→ Work required: Locate every line in the material below that has the word "Stochastic". Copy each of those lines.

---------- Given information

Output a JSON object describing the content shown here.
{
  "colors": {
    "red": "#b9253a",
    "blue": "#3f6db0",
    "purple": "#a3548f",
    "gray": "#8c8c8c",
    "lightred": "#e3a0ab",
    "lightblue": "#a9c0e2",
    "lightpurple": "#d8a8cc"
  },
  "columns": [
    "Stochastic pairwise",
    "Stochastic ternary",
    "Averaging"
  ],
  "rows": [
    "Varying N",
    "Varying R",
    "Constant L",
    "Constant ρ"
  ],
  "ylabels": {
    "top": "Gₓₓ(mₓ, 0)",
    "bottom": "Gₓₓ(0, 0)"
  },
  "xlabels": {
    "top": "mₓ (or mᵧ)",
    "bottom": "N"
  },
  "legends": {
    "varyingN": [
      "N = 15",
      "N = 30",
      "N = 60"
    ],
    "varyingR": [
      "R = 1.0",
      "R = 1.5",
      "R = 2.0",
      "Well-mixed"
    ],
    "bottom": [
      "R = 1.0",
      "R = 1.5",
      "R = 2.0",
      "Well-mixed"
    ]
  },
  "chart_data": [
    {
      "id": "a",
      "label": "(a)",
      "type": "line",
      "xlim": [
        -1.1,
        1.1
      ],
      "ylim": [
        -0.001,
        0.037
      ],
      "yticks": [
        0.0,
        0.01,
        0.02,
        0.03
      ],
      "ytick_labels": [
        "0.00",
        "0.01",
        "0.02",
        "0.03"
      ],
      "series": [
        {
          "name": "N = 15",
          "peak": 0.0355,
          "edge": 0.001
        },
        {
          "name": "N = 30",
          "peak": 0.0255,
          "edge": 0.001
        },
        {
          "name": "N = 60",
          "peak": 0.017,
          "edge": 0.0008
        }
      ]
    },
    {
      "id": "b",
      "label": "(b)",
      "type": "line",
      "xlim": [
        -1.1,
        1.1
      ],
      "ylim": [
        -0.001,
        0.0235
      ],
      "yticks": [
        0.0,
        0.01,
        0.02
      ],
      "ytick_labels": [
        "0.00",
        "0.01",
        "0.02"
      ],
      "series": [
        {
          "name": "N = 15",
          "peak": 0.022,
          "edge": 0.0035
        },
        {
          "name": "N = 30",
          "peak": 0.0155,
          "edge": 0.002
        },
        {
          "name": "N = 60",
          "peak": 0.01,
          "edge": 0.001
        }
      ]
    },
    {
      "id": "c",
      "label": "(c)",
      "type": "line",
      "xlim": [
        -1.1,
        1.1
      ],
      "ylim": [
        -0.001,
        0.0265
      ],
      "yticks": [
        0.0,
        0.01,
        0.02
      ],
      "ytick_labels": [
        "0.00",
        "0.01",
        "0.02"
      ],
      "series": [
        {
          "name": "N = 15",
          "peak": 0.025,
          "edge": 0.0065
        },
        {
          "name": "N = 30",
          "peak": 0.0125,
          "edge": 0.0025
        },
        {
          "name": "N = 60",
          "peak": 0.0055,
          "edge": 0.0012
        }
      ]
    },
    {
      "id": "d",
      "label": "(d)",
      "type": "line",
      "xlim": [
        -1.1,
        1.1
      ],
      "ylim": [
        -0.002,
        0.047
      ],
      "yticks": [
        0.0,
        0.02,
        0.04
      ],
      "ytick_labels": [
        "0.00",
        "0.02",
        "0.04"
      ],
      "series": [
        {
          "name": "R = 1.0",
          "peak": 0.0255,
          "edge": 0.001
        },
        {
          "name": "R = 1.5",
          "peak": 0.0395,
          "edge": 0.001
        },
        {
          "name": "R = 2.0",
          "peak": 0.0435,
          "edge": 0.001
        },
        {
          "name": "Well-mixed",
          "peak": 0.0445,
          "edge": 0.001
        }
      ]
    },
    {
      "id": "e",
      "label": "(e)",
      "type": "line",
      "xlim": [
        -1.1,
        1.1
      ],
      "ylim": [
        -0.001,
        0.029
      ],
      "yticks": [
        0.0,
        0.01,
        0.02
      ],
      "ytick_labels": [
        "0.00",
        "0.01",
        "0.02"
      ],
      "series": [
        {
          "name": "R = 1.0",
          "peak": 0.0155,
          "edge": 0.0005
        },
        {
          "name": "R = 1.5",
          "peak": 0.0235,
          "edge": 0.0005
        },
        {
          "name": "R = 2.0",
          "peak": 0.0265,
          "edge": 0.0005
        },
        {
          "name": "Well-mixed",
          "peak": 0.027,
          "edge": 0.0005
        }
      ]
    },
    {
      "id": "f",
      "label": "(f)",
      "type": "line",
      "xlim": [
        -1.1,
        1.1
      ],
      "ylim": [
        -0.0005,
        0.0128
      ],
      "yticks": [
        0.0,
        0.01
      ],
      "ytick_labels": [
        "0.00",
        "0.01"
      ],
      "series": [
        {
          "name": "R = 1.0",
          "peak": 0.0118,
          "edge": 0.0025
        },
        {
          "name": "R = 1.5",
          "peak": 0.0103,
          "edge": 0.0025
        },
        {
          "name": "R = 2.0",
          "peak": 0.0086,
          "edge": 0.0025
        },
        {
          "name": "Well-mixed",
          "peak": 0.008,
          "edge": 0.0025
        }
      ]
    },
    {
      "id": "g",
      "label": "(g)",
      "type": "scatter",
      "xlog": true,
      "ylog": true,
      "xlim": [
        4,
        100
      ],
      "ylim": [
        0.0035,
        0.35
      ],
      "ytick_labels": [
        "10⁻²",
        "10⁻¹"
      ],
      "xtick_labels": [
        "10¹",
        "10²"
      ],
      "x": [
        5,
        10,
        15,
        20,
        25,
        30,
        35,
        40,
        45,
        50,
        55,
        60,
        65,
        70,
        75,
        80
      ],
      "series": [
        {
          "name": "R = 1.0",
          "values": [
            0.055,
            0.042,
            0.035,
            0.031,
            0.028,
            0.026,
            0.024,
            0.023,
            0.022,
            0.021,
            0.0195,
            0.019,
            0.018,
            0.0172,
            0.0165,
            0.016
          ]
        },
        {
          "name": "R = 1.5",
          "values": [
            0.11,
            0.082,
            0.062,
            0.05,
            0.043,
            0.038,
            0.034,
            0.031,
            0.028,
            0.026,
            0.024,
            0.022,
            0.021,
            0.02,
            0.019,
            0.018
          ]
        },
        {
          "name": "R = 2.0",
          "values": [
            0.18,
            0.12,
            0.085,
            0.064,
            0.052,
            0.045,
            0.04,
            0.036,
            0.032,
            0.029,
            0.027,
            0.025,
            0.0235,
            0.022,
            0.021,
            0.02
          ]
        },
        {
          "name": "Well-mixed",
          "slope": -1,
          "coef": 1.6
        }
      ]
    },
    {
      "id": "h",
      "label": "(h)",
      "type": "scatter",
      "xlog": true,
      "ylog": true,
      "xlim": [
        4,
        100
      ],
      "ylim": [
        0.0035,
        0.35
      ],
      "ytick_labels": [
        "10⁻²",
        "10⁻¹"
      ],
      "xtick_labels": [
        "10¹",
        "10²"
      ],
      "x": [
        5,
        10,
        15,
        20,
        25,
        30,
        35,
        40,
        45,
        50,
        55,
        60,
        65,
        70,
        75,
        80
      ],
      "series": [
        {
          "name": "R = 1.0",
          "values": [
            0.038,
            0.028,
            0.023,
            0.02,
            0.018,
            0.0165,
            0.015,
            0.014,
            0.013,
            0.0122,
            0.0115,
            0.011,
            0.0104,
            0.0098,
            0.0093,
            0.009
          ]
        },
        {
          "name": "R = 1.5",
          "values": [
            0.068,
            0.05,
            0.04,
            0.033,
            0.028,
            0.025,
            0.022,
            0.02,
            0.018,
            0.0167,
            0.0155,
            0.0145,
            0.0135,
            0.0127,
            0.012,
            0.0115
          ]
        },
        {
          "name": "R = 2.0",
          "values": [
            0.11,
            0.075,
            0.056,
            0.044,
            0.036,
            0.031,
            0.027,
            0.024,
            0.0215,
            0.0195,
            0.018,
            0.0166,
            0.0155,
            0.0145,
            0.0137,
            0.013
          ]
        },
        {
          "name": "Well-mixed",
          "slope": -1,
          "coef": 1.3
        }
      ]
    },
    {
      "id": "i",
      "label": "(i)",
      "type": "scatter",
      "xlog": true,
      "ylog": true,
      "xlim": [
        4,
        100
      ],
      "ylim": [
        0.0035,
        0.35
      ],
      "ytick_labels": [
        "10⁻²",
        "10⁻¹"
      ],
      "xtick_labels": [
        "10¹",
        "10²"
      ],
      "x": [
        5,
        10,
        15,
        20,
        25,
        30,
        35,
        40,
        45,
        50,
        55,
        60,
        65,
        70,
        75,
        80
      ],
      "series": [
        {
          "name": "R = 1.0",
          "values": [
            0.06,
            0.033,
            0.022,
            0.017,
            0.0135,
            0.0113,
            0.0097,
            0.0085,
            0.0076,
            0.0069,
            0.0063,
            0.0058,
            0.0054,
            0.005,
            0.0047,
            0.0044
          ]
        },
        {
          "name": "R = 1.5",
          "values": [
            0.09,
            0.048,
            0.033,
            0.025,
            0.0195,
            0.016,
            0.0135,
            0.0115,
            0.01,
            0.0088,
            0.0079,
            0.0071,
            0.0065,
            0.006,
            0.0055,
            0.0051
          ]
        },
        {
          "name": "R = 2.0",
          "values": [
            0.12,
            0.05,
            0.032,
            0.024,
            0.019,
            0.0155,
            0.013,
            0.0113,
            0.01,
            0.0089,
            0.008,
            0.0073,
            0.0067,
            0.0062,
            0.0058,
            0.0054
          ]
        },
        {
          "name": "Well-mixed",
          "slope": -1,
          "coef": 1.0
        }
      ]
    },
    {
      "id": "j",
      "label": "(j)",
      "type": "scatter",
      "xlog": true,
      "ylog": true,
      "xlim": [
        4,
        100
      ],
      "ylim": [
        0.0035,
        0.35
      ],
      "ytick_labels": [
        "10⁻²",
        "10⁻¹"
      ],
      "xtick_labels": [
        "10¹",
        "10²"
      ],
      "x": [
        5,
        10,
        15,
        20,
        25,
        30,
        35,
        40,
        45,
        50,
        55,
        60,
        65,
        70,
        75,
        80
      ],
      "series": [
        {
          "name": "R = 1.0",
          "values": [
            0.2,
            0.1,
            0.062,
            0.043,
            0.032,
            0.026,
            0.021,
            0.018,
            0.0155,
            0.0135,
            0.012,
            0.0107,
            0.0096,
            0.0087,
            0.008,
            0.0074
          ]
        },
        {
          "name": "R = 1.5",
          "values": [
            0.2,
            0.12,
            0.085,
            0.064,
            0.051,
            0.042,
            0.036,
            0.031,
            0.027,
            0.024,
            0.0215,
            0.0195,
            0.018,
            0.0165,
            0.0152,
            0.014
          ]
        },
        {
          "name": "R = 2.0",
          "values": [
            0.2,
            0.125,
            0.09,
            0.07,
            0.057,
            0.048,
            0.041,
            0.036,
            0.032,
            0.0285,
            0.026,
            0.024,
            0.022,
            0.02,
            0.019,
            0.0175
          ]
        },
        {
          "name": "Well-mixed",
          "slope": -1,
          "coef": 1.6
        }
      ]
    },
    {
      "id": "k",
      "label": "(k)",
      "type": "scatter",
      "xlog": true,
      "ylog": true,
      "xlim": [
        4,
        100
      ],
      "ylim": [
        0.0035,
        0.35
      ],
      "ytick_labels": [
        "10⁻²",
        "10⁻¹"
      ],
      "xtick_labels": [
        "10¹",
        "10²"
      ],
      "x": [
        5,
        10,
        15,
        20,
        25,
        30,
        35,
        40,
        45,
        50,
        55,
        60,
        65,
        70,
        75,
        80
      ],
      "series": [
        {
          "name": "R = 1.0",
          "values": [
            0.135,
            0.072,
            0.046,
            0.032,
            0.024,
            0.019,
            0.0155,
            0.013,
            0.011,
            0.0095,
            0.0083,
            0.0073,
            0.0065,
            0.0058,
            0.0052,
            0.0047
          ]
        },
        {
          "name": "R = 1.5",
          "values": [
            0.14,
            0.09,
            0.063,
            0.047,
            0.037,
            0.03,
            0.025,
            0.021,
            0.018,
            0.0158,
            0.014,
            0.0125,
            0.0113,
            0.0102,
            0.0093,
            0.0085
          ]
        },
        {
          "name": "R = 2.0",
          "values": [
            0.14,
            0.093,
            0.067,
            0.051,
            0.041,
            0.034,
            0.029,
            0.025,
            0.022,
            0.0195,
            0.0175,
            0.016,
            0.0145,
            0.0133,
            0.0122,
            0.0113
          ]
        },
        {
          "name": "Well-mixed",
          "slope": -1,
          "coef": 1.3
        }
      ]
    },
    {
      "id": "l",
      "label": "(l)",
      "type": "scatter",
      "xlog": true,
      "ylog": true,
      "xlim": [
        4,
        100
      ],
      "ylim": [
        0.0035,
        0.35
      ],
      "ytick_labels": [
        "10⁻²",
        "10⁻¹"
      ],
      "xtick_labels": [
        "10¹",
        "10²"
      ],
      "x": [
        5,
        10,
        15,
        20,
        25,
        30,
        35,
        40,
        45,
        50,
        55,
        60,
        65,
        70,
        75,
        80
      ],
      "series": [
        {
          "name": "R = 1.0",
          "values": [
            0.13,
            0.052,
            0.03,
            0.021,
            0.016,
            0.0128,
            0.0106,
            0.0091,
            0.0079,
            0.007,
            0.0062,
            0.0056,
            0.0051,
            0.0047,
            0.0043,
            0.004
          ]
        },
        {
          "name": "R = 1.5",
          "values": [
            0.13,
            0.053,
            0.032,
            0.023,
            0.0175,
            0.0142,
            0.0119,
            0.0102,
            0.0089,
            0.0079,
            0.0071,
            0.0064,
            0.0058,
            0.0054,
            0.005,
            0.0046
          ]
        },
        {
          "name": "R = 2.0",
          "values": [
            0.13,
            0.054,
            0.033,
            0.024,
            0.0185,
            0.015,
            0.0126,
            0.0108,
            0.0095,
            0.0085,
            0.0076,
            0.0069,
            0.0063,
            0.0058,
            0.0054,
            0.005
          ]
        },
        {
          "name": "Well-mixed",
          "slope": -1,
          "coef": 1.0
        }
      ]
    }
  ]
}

--------------------

→ Complete answer:
    "Stochastic pairwise",
    "Stochastic ternary",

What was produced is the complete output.